**Your objective:**
Pictures do not belong in the copy, so please give every entry below again exactly.

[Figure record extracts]
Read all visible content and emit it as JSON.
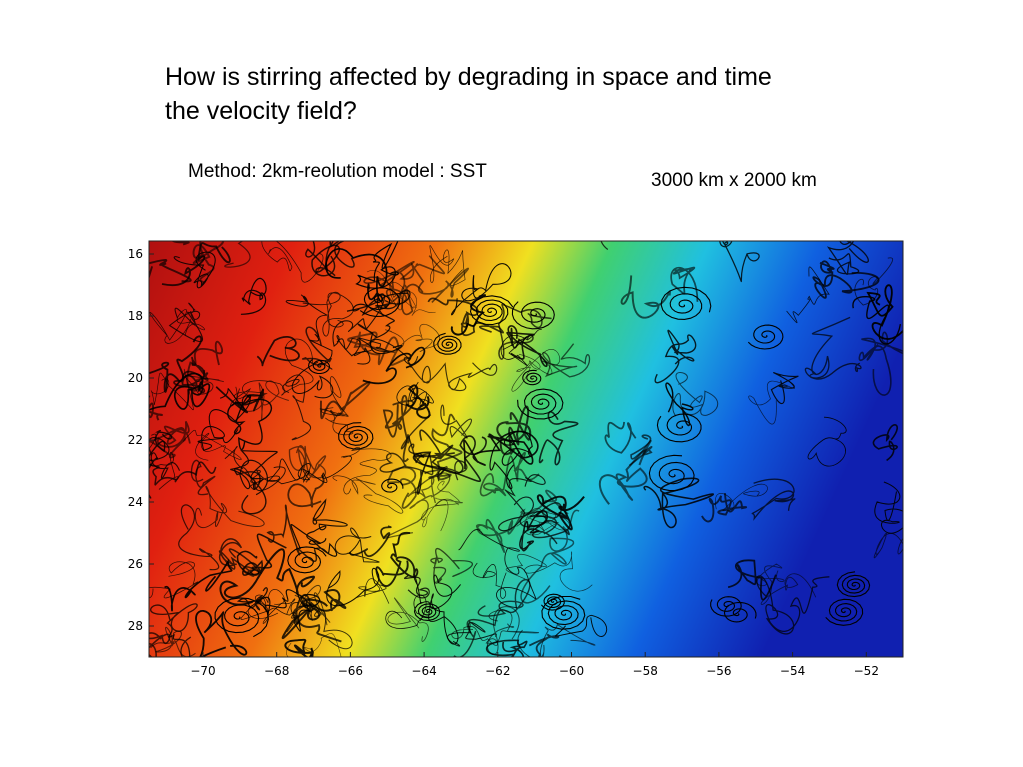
{
  "slide": {
    "title": "How is stirring affected by degrading in space and time\n the velocity field?",
    "method_text": "Method: 2km-reolution model : SST",
    "dimensions_text": "3000 km x 2000 km"
  },
  "figure": {
    "x_ticks": [
      "−70",
      "−68",
      "−66",
      "−64",
      "−62",
      "−60",
      "−58",
      "−56",
      "−54",
      "−52"
    ],
    "y_ticks": [
      "16",
      "18",
      "20",
      "22",
      "24",
      "26",
      "28"
    ],
    "colors": {
      "warm": "#b01010",
      "red": "#e02010",
      "orange": "#f07010",
      "yellow": "#f0e020",
      "green": "#40d070",
      "cyan": "#20c0e0",
      "blue": "#1060e0",
      "deep_blue": "#1020b0",
      "filaments": "#000000"
    }
  }
}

**Exercise solution:**
Read all visible content and emit it as JSON.
{
  "slide": {
    "title": "How is stirring affected by degrading in space and time\n the velocity field?",
    "method_text": "Method: 2km-reolution model : SST",
    "dimensions_text": "3000 km x 2000 km"
  },
  "figure": {
    "x_ticks": [
      "−70",
      "−68",
      "−66",
      "−64",
      "−62",
      "−60",
      "−58",
      "−56",
      "−54",
      "−52"
    ],
    "y_ticks": [
      "16",
      "18",
      "20",
      "22",
      "24",
      "26",
      "28"
    ],
    "colors": {
      "warm": "#b01010",
      "red": "#e02010",
      "orange": "#f07010",
      "yellow": "#f0e020",
      "green": "#40d070",
      "cyan": "#20c0e0",
      "blue": "#1060e0",
      "deep_blue": "#1020b0",
      "filaments": "#000000"
    }
  }
}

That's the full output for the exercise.